What to do. List the lines of this listing that hold the word "налоговый".

☆ ☆ ☆

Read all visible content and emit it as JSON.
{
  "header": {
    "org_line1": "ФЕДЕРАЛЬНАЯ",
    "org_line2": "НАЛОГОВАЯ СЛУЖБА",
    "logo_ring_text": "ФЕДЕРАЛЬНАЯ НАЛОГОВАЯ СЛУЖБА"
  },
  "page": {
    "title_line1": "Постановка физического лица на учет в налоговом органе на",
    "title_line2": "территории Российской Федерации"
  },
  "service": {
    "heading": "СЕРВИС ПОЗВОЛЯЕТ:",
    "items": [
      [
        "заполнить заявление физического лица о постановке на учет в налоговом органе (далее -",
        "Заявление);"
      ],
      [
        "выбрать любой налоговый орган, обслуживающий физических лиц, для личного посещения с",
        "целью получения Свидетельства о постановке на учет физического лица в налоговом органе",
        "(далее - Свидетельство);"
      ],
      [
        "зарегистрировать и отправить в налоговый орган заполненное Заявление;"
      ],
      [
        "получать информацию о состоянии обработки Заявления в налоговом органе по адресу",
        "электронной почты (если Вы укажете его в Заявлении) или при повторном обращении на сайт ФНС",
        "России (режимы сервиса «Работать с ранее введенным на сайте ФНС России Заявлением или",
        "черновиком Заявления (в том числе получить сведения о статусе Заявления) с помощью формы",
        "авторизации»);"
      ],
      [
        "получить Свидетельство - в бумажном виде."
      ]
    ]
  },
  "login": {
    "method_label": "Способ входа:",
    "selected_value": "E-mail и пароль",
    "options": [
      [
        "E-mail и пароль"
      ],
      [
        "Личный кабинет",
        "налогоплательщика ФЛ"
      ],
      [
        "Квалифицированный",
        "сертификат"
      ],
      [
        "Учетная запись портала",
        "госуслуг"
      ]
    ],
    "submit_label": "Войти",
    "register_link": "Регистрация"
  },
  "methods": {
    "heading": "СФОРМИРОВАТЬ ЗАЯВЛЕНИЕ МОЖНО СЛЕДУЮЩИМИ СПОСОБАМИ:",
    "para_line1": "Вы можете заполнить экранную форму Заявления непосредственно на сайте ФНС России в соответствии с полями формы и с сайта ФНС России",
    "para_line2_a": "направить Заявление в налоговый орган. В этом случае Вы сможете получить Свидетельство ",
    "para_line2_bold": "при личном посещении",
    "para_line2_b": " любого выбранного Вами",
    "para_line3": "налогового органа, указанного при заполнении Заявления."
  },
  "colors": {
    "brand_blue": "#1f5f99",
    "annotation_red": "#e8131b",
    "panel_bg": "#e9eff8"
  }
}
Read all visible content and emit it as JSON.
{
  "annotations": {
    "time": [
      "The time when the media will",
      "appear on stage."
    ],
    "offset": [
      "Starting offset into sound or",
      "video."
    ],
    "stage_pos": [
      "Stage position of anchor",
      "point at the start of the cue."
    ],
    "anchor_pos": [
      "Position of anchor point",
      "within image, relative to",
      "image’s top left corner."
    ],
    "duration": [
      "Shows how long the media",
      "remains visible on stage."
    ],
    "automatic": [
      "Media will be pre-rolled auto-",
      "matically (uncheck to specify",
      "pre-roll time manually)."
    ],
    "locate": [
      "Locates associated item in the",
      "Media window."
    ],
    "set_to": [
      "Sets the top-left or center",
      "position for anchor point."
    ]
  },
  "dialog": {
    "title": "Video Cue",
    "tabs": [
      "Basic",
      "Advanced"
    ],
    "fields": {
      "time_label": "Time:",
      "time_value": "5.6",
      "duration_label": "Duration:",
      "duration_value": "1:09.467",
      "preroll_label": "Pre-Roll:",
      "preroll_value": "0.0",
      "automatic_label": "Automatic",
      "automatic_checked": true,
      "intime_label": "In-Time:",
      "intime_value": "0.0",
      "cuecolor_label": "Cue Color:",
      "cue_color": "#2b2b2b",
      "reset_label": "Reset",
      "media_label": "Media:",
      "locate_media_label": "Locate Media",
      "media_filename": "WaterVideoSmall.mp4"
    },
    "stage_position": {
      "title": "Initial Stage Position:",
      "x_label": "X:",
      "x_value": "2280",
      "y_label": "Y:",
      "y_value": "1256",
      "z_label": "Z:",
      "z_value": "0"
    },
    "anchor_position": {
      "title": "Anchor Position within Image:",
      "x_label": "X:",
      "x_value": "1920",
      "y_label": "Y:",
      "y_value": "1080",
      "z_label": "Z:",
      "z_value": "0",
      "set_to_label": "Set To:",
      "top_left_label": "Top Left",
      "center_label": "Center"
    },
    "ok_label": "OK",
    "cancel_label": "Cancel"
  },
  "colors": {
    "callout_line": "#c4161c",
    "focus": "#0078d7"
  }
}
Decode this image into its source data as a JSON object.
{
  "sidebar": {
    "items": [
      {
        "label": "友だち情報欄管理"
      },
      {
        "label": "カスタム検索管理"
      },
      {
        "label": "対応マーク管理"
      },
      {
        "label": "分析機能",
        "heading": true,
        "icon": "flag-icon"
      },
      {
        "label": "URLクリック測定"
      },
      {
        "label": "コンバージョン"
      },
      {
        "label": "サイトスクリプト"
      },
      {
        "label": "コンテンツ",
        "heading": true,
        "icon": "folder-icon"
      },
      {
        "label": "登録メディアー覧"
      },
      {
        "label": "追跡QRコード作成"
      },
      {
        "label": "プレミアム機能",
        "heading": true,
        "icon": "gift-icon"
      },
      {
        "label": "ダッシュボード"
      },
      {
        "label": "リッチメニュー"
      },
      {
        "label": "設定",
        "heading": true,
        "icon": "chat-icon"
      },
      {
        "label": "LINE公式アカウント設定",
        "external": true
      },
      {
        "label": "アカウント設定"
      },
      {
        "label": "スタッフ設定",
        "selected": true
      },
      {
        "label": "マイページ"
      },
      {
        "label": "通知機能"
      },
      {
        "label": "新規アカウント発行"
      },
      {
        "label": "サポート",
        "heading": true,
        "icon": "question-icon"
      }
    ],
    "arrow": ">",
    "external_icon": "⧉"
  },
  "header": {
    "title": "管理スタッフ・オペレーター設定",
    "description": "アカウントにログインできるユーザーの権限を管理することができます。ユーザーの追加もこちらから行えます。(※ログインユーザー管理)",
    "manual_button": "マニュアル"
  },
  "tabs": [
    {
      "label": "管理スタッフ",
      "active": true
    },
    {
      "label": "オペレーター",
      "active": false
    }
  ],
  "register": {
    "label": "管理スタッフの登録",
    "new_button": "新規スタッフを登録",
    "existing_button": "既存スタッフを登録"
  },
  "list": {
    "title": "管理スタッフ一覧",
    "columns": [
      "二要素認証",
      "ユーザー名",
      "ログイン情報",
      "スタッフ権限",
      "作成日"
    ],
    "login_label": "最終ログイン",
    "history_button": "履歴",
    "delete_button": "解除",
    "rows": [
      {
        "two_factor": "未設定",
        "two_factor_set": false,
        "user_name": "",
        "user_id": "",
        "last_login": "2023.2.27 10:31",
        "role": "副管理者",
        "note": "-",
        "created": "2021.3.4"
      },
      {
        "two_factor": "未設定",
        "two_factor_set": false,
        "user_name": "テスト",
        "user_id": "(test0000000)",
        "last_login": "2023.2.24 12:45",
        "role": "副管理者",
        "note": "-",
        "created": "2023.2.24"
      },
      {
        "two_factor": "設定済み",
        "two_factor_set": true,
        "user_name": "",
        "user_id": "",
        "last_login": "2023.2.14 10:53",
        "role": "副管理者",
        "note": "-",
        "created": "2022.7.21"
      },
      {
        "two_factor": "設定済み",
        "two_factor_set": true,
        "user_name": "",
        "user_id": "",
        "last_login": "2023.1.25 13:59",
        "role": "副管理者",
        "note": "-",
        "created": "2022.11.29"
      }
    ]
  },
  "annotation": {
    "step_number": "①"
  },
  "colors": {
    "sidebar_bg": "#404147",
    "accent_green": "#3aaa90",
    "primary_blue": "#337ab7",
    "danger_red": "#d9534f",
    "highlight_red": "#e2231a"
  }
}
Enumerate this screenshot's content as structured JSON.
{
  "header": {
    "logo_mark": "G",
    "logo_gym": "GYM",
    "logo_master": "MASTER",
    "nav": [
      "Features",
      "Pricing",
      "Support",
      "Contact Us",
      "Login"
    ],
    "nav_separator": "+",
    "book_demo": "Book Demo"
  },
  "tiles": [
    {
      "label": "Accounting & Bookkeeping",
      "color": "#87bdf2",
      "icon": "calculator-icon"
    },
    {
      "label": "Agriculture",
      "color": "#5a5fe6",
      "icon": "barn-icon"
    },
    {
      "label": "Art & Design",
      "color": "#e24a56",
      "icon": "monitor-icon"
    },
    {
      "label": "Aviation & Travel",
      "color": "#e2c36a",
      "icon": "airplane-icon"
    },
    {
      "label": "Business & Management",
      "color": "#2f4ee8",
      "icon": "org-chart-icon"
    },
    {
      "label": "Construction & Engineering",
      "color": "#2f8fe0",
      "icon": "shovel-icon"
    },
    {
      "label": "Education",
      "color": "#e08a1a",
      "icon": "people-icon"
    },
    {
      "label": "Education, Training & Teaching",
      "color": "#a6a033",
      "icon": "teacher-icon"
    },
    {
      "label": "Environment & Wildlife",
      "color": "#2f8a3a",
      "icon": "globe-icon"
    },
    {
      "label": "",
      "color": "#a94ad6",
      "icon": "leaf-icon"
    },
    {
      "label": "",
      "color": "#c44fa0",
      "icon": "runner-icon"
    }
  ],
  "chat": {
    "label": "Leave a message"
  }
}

☆ ☆ ☆

Exercise result.
        "выбрать любой налоговый орган, обслуживающий физических лиц, для личного посещения с",
        "зарегистрировать и отправить в налоговый орган заполненное Заявление;"
    "para_line2_a": "направить Заявление в налоговый орган. В этом случае Вы сможете получить Свидетельство ",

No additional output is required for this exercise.